§ Quoted passage
* start *

I've been using py4j to build a user-friendly Python library around a less user-friendly Java library. For the most part, this has been a breeze, and py4j has been a great tool. However, I've come across a snag when sending matrices between Python and Java.
Specifically, I have a static function in java that accepts, as its arguments, an integer matrix:
public class MyClass {
// ...
public static MyObject create(int[][] matrix) {
// ...
}
}
I'd like to be able to call this from Py4j like so:
def create_java_object(numpy_matrix):
# <code here checks that numpy_matrix is a (3 x n) integer matrix>
# ...
return java_instance.jvm.my.namespace.MyClass.create(numpy_matrix)
This doesn't work, which isn't too surprising, nor does it work if the numpy_matrix
is instead converted to a list of plain python lists. I had expected that the solution would be to construct a java array and transfer the data over prior to the function call:
def create_java_object(numpy_matrix):
# <code here checks that numpy_matrix is a (3 x n) integer matrix>
# ...

* end *

§ Problem to work on
In the py4j post, what shape of integer matrix does the Python code check for before calling the Java function?

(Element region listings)

* start *

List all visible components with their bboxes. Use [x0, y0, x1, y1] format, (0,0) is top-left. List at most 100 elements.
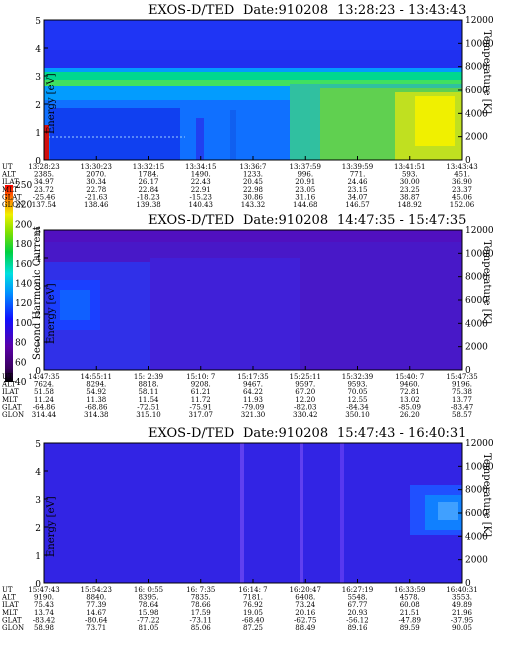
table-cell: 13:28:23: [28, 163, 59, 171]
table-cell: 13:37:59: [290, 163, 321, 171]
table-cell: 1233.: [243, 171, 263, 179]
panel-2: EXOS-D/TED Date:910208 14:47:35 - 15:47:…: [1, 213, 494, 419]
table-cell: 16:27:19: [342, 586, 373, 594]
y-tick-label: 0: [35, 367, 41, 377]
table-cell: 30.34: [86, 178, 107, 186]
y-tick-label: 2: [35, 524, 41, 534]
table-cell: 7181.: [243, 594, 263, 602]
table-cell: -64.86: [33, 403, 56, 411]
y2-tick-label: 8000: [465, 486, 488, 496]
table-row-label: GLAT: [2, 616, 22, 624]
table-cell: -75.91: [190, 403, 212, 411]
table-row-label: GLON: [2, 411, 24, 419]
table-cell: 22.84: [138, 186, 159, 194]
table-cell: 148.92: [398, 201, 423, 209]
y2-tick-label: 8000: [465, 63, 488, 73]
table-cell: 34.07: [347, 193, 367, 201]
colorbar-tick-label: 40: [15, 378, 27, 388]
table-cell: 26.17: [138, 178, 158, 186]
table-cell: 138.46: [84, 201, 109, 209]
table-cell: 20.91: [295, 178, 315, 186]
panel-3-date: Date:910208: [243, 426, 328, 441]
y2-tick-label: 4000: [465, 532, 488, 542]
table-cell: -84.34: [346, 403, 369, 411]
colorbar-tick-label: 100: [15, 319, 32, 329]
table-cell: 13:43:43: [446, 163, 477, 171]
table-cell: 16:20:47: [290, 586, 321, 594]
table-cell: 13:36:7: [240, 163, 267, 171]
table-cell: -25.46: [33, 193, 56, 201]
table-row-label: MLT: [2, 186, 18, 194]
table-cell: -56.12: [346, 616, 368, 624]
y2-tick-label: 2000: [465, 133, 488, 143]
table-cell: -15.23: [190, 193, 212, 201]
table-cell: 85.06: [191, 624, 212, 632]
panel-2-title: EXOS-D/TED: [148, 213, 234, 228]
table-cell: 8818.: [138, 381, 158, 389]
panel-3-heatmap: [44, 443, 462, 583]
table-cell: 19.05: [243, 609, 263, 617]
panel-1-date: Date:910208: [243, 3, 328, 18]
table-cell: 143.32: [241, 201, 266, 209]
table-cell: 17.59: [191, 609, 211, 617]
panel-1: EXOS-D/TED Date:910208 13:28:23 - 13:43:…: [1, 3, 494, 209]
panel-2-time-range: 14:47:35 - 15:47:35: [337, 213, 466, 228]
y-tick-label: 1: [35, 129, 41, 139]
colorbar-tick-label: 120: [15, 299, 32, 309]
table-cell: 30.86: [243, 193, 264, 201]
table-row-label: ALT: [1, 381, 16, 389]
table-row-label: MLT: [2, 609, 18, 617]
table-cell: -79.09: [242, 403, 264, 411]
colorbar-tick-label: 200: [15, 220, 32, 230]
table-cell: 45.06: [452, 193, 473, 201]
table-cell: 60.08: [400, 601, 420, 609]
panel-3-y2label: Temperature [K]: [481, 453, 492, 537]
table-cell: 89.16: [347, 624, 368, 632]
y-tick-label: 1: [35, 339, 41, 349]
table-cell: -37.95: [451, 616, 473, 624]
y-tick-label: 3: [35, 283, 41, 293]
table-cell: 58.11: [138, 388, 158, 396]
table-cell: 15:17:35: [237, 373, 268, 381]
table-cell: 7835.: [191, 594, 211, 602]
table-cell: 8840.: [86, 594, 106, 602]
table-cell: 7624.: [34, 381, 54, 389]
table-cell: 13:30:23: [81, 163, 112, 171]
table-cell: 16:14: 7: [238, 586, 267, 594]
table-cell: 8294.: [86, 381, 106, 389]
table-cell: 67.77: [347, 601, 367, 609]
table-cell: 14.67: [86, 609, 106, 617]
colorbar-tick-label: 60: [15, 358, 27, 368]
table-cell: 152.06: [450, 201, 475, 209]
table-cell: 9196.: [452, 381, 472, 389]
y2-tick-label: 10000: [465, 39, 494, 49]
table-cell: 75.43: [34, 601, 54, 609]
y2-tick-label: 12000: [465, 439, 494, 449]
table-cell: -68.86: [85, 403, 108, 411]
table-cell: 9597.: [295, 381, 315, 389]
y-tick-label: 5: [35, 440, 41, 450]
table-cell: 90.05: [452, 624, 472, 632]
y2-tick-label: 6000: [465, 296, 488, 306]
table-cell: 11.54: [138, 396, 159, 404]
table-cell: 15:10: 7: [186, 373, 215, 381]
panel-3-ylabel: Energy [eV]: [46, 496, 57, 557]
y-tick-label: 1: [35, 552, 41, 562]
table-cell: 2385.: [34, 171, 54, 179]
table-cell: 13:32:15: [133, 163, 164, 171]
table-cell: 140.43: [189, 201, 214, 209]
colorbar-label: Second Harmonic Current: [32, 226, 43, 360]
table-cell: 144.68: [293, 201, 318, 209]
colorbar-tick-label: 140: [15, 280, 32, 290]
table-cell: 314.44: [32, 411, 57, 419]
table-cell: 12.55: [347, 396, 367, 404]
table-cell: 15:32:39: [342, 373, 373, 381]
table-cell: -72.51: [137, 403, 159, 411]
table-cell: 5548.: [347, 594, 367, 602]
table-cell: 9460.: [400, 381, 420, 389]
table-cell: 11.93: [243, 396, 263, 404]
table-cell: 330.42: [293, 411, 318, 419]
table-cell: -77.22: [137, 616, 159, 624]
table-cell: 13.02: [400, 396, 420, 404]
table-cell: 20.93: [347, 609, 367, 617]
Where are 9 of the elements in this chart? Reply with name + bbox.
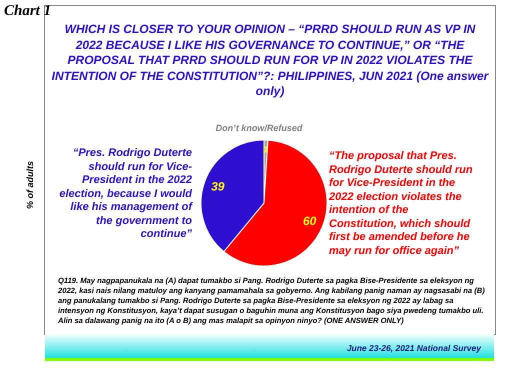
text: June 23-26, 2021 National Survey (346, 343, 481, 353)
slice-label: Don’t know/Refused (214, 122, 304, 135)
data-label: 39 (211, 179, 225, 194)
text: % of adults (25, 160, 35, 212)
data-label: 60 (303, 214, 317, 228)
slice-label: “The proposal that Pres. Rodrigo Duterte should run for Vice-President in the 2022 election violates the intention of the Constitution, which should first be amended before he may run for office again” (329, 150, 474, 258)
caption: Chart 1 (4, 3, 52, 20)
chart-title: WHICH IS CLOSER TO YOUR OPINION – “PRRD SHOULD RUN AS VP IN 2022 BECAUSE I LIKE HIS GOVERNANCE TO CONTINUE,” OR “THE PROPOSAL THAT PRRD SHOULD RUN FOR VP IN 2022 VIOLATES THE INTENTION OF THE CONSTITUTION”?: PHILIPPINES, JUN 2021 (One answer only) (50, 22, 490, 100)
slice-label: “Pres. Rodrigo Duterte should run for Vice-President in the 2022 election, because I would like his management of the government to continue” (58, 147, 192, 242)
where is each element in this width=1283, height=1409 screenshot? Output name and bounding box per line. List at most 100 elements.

* end *

§ Final answer
A (3 x n) integer matrix.